AIM OF THE TASK — Scan the lines below for the string "care" and copy every one that has it.

____________

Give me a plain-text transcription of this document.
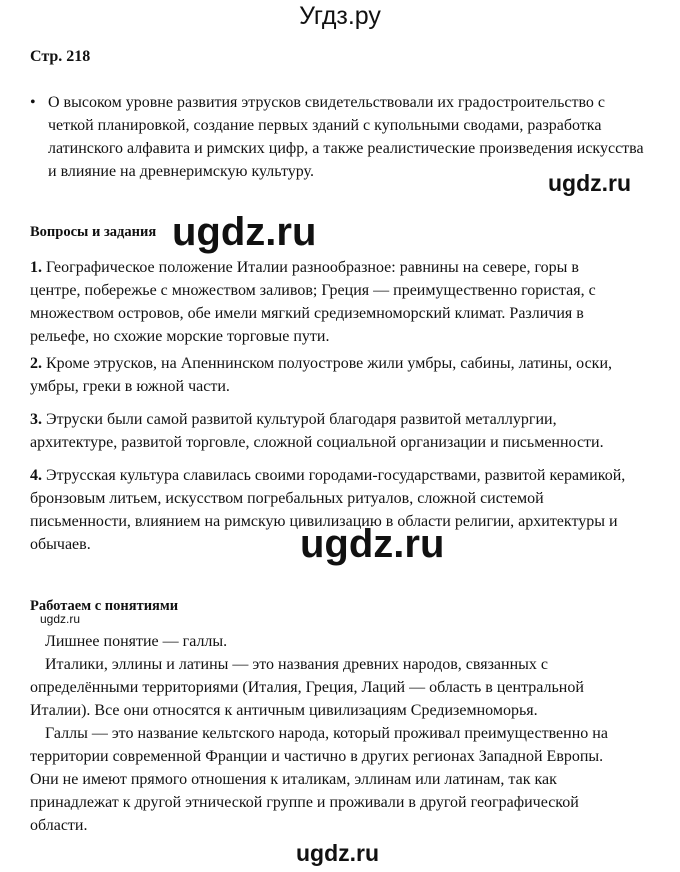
Угдз.ру
Стр. 218
• О высоком уровне развития этрусков свидетельствовали их градостроительство с четкой планировкой, создание первых зданий с купольными сводами, разработка латинского алфавита и римских цифр, а также реалистические произведения искусства и влияние на древнеримскую культуру.
Вопросы и задания
1. Географическое положение Италии разнообразное: равнины на севере, горы в центре, побережье с множеством заливов; Греция — преимущественно гористая, с множеством островов, обе имели мягкий средиземноморский климат. Различия в рельефе, но схожие морские торговые пути.
2. Кроме этрусков, на Апеннинском полуострове жили умбры, сабины, латины, оски, умбры, греки в южной части.
3. Этруски были самой развитой культурой благодаря развитой металлургии, архитектуре, развитой торговле, сложной социальной организации и письменности.
4. Этрусская культура славилась своими городами-государствами, развитой керамикой, бронзовым литьем, искусством погребальных ритуалов, сложной системой письменности, влиянием на римскую цивилизацию в области религии, архитектуры и обычаев.
Работаем с понятиями
Лишнее понятие — галлы.
Италики, эллины и латины — это названия древних народов, связанных с определёнными территориями (Италия, Греция, Лаций — область в центральной Италии). Все они относятся к античным цивилизациям Средиземноморья.
Галлы — это название кельтского народа, который проживал преимущественно на территории современной Франции и частично в других регионах Западной Европы. Они не имеют прямого отношения к италикам, эллинам или латинам, так как принадлежат к другой этнической группе и проживали в другой географической области.
ugdz.ru
ugdz.ru
ugdz.ru
ugdz.ru
ugdz.ru
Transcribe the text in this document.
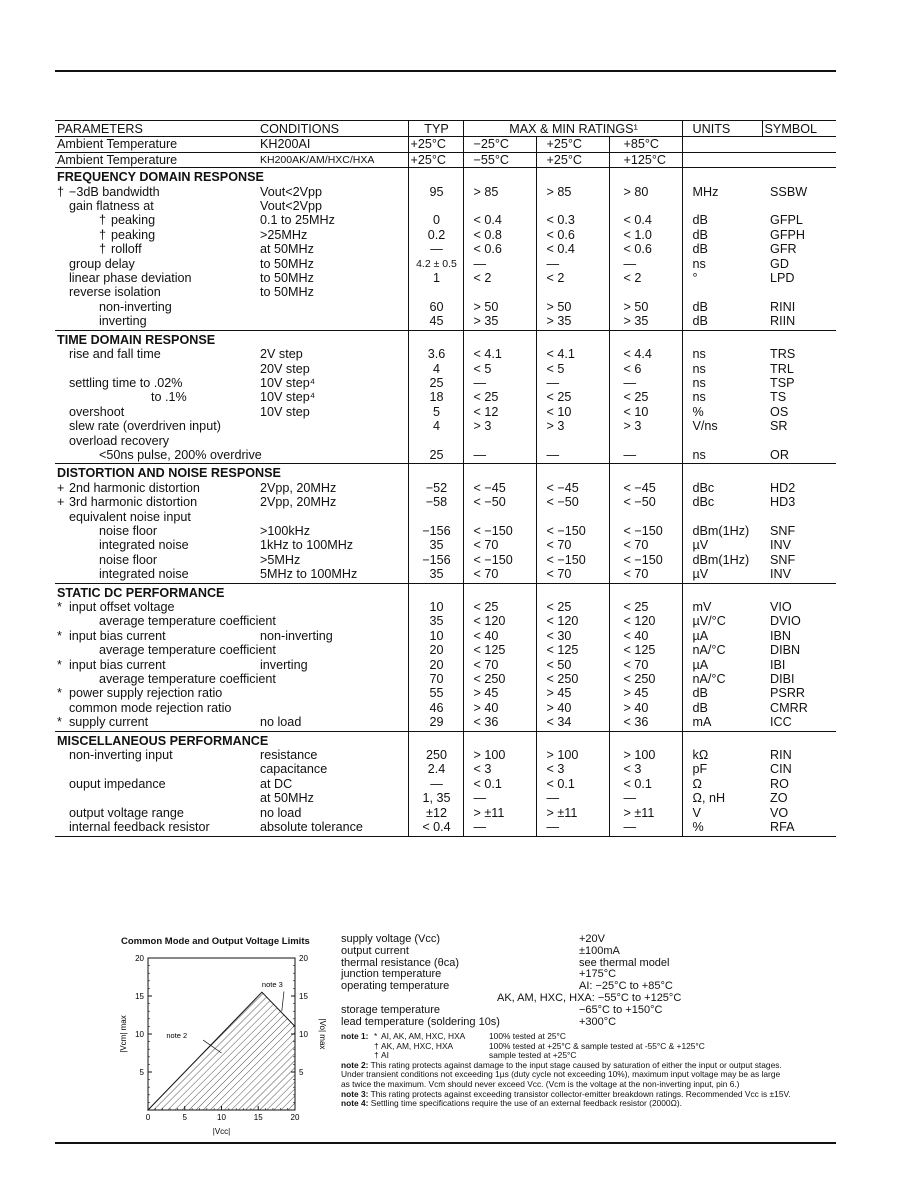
PARAMETERS	CONDITIONS	TYP	MAX & MIN RATINGS¹			UNITS	SYMBOL
Ambient Temperature	KH200AI	+25°C	−25°C	+25°C	+85°C		
Ambient Temperature	KH200AK/AM/HXC/HXA	+25°C	−55°C	+25°C	+125°C		
FREQUENCY DOMAIN RESPONSE							
† −3dB bandwidth	Vout<2Vpp	95	> 85	> 85	> 80	MHz	SSBW
gain flatness at	Vout<2Vpp						
† peaking	0.1 to 25MHz	0	< 0.4	< 0.3	< 0.4	dB	GFPL
† peaking	>25MHz	0.2	< 0.8	< 0.6	< 1.0	dB	GFPH
† rolloff	at 50MHz	—	< 0.6	< 0.4	< 0.6	dB	GFR
group delay	to 50MHz	4.2 ± 0.5	—	—	—	ns	GD
linear phase deviation	to 50MHz	1	< 2	< 2	< 2	°	LPD
reverse isolation	to 50MHz						
non-inverting		60	> 50	> 50	> 50	dB	RINI
inverting		45	> 35	> 35	> 35	dB	RIIN
TIME DOMAIN RESPONSE							
rise and fall time	2V step	3.6	< 4.1	< 4.1	< 4.4	ns	TRS
	20V step	4	< 5	< 5	< 6	ns	TRL
settling time to .02%	10V step⁴	25	—	—	—	ns	TSP
to .1%	10V step⁴	18	< 25	< 25	< 25	ns	TS
overshoot	10V step	5	< 12	< 10	< 10	%	OS
slew rate (overdriven input)		4	> 3	> 3	> 3	V/ns	SR
overload recovery							
<50ns pulse, 200% overdrive		25	—	—	—	ns	OR
DISTORTION AND NOISE RESPONSE							
+ 2nd harmonic distortion	2Vpp, 20MHz	−52	< −45	< −45	< −45	dBc	HD2
+ 3rd harmonic distortion	2Vpp, 20MHz	−58	< −50	< −50	< −50	dBc	HD3
equivalent noise input							
noise floor	>100kHz	−156	< −150	< −150	< −150	dBm(1Hz)	SNF
integrated noise	1kHz to 100MHz	35	< 70	< 70	< 70	µV	INV
noise floor	>5MHz	−156	< −150	< −150	< −150	dBm(1Hz)	SNF
integrated noise	5MHz to 100MHz	35	< 70	< 70	< 70	µV	INV
STATIC DC PERFORMANCE							
* input offset voltage		10	< 25	< 25	< 25	mV	VIO
average temperature coefficient		35	< 120	< 120	< 120	µV/°C	DVIO
* input bias current	non-inverting	10	< 40	< 30	< 40	µA	IBN
average temperature coefficient		20	< 125	< 125	< 125	nA/°C	DIBN
* input bias current	inverting	20	< 70	< 50	< 70	µA	IBI
average temperature coefficient		70	< 250	< 250	< 250	nA/°C	DIBI
* power supply rejection ratio		55	> 45	> 45	> 45	dB	PSRR
common mode rejection ratio		46	> 40	> 40	> 40	dB	CMRR
* supply current	no load	29	< 36	< 34	< 36	mA	ICC
MISCELLANEOUS PERFORMANCE							
non-inverting input	resistance	250	> 100	> 100	> 100	kΩ	RIN
	capacitance	2.4	< 3	< 3	< 3	pF	CIN
ouput impedance	at DC	—	< 0.1	< 0.1	< 0.1	Ω	RO
	at 50MHz	1, 35	—	—	—	Ω, nH	ZO
output voltage range	no load	±12	> ±11	> ±11	> ±11	V	VO
internal feedback resistor	absolute tolerance	< 0.4	—	—	—	%	RFA
Common Mode and Output Voltage Limits
0	5	10	15	20
20
15
10
5
20
15
10
5
|Vcc|
|Vcm| max	|Vo| max
note 2
note 3
supply voltage (Vcc)	+20V
output current	±100mA
thermal resistance (θca)	see thermal model
junction temperature	+175°C
operating temperature	AI: −25°C to +85°C
AK, AM, HXC, HXA: −55°C to +125°C
storage temperature	−65°C to +150°C
lead temperature (soldering 10s)	+300°C
note 1: * AI, AK, AM, HXC, HXA	100% tested at 25°C
† AK, AM, HXC, HXA	100% tested at +25°C & sample tested at -55°C & +125°C
† AI	sample tested at +25°C

note 2: This rating protects against damage to the input stage caused by saturation of either the input or output stages. Under transient conditions not exceeding 1µs (duty cycle not exceeding 10%), maximum input voltage may be as large as twice the maximum. Vcm should never exceed Vcc. (Vcm is the voltage at the non-inverting input, pin 6.)

note 3: This rating protects against exceeding transistor collector-emitter breakdown ratings. Recommended Vcc is ±15V.

note 4: Settling time specifications require the use of an external feedback resistor (2000Ω).
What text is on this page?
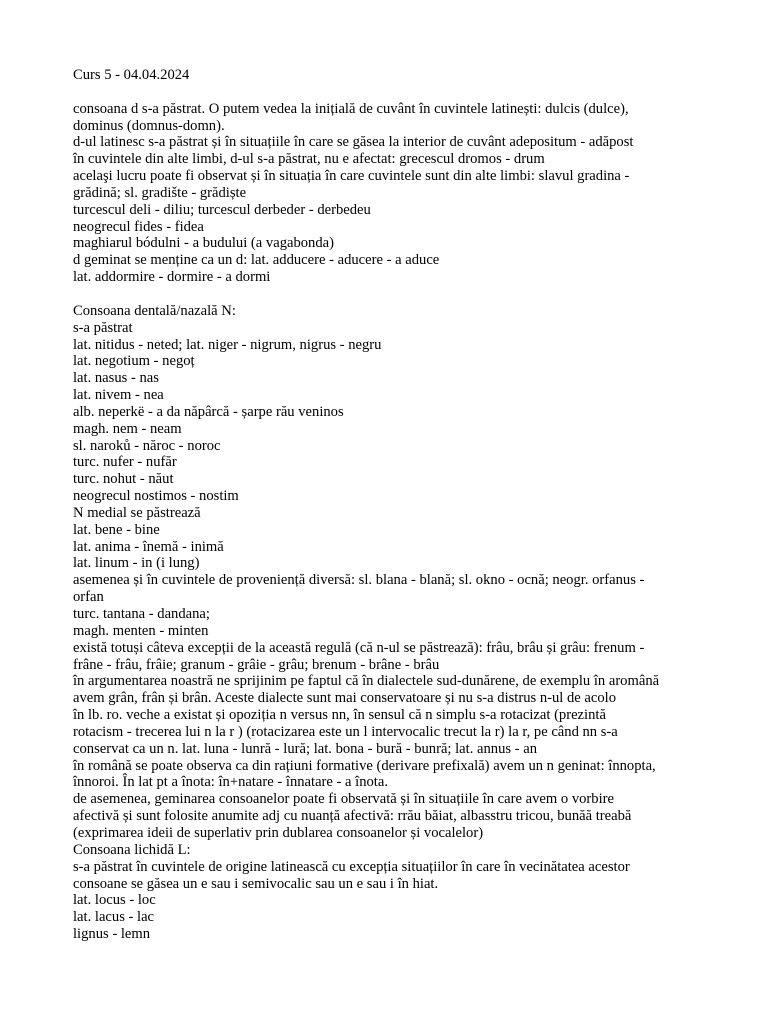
Curs 5 - 04.04.2024
consoana d s-a păstrat. O putem vedea la inițială de cuvânt în cuvintele latinești: dulcis (dulce),
dominus (domnus-domn).
d-ul latinesc s-a păstrat și în situațiile în care se găsea la interior de cuvânt adepositum - adăpost
în cuvintele din alte limbi, d-ul s-a păstrat, nu e afectat: grecescul dromos - drum
acelaşi lucru poate fi observat și în situația în care cuvintele sunt din alte limbi: slavul gradina -
grădină; sl. gradište - grădiște
turcescul deli - diliu; turcescul derbeder - derbedeu
neogrecul fides - fidea
maghiarul bódulni - a budului (a vagabonda)
d geminat se menține ca un d: lat. adducere - aducere - a aduce
lat. addormire - dormire - a dormi
Consoana dentală/nazală N:
s-a păstrat
lat. nitidus - neted; lat. niger - nigrum, nigrus - negru
lat. negotium - negoț
lat. nasus - nas
lat. nivem - nea
alb. neperkë - a da năpârcă - șarpe rău veninos
magh. nem - neam
sl. naroků - năroc - noroc
turc. nufer - nufăr
turc. nohut - năut
neogrecul nostimos - nostim
N medial se păstrează
lat. bene - bine
lat. anima - înemă - inimă
lat. linum - in (i lung)
asemenea și în cuvintele de proveniență diversă: sl. blana - blană; sl. okno - ocnă; neogr. orfanus -
orfan
turc. tantana - dandana;
magh. menten - minten
există totuși câteva excepții de la această regulă (că n-ul se păstrează): frâu, brâu și grâu: frenum -
frâne - frâu, frâie; granum - grâie - grâu; brenum - brâne - brâu
în argumentarea noastră ne sprijinim pe faptul că în dialectele sud-dunărene, de exemplu în aromână
avem grân, frân și brân. Aceste dialecte sunt mai conservatoare și nu s-a distrus n-ul de acolo
în lb. ro. veche a existat și opoziția n versus nn, în sensul că n simplu s-a rotacizat (prezintă
rotacism - trecerea lui n la r ) (rotacizarea este un l intervocalic trecut la r) la r, pe când nn s-a
conservat ca un n. lat. luna - lunră - lură; lat. bona - bură - bunră; lat. annus - an
în română se poate observa ca din rațiuni formative (derivare prefixală) avem un n geninat: înnopta,
înnoroi. În lat pt a înota: în+natare - înnatare - a înota.
de asemenea, geminarea consoanelor poate fi observată și în situațiile în care avem o vorbire
afectivă și sunt folosite anumite adj cu nuanță afectivă: rrău băiat, albasstru tricou, bunăă treabă
(exprimarea ideii de superlativ prin dublarea consoanelor și vocalelor)
Consoana lichidă L:
s-a păstrat în cuvintele de origine latinească cu excepția situațiilor în care în vecinătatea acestor
consoane se găsea un e sau i semivocalic sau un e sau i în hiat.
lat. locus - loc
lat. lacus - lac
lignus - lemn
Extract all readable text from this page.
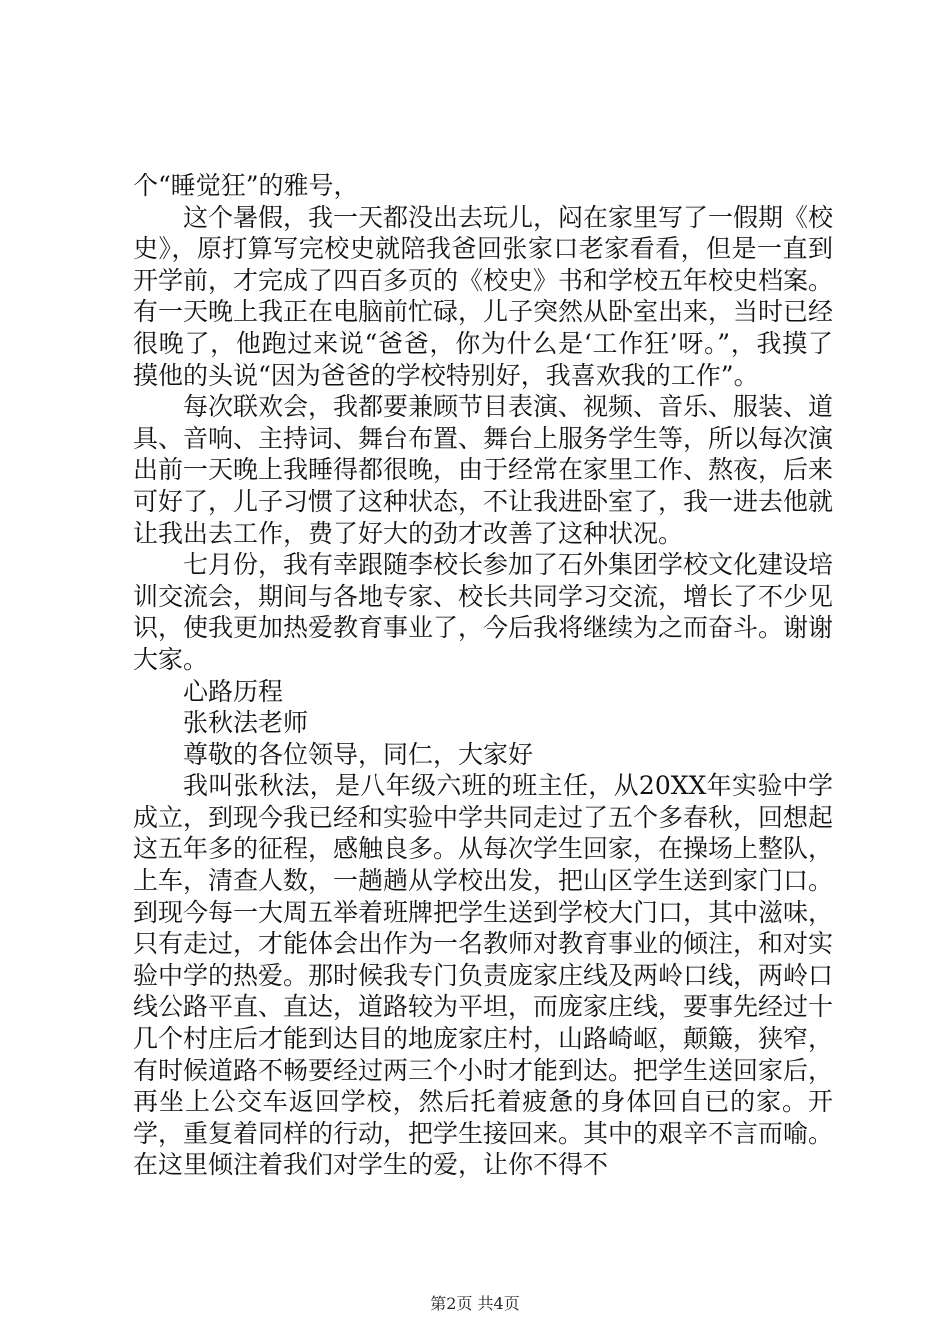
个“睡觉狂”的雅号，

这个暑假，我一天都没出去玩儿，闷在家里写了一假期《校史》，原打算写完校史就陪我爸回张家口老家看看，但是一直到开学前，才完成了四百多页的《校史》书和学校五年校史档案。有一天晚上我正在电脑前忙碌，儿子突然从卧室出来，当时已经很晚了，他跑过来说“爸爸，你为什么是‘工作狂’呀。”，我摸了摸他的头说“因为爸爸的学校特别好，我喜欢我的工作”。

每次联欢会，我都要兼顾节目表演、视频、音乐、服装、道具、音响、主持词、舞台布置、舞台上服务学生等，所以每次演出前一天晚上我睡得都很晚，由于经常在家里工作、熬夜，后来可好了，儿子习惯了这种状态，不让我进卧室了，我一进去他就让我出去工作，费了好大的劲才改善了这种状况。

七月份，我有幸跟随李校长参加了石外集团学校文化建设培训交流会，期间与各地专家、校长共同学习交流，增长了不少见识，使我更加热爱教育事业了，今后我将继续为之而奋斗。谢谢大家。

心路历程

张秋法老师

尊敬的各位领导，同仁，大家好

我叫张秋法，是八年级六班的班主任，从20XX年实验中学成立，到现今我已经和实验中学共同走过了五个多春秋，回想起这五年多的征程，感触良多。从每次学生回家，在操场上整队，上车，清查人数，一趟趟从学校出发，把山区学生送到家门口。到现今每一大周五举着班牌把学生送到学校大门口，其中滋味，只有走过，才能体会出作为一名教师对教育事业的倾注，和对实验中学的热爱。那时候我专门负责庞家庄线及两岭口线，两岭口线公路平直、直达，道路较为平坦，而庞家庄线，要事先经过十几个村庄后才能到达目的地庞家庄村，山路崎岖，颠簸，狭窄，有时候道路不畅要经过两三个小时才能到达。把学生送回家后，再坐上公交车返回学校，然后托着疲惫的身体回自已的家。开学，重复着同样的行动，把学生接回来。其中的艰辛不言而喻。在这里倾注着我们对学生的爱，让你不得不

第2页 共4页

____________

EXPECTED ANSWER —
d-ul latinesc s-a păstrat și în situațiile în care se găsea la interior de cuvânt adepositum - adăpost
acelaşi lucru poate fi observat și în situația în care cuvintele sunt din alte limbi: slavul gradina -
de asemenea, geminarea consoanelor poate fi observată și în situațiile în care avem o vorbire
s-a păstrat în cuvintele de origine latinească cu excepția situațiilor în care în vecinătatea acestor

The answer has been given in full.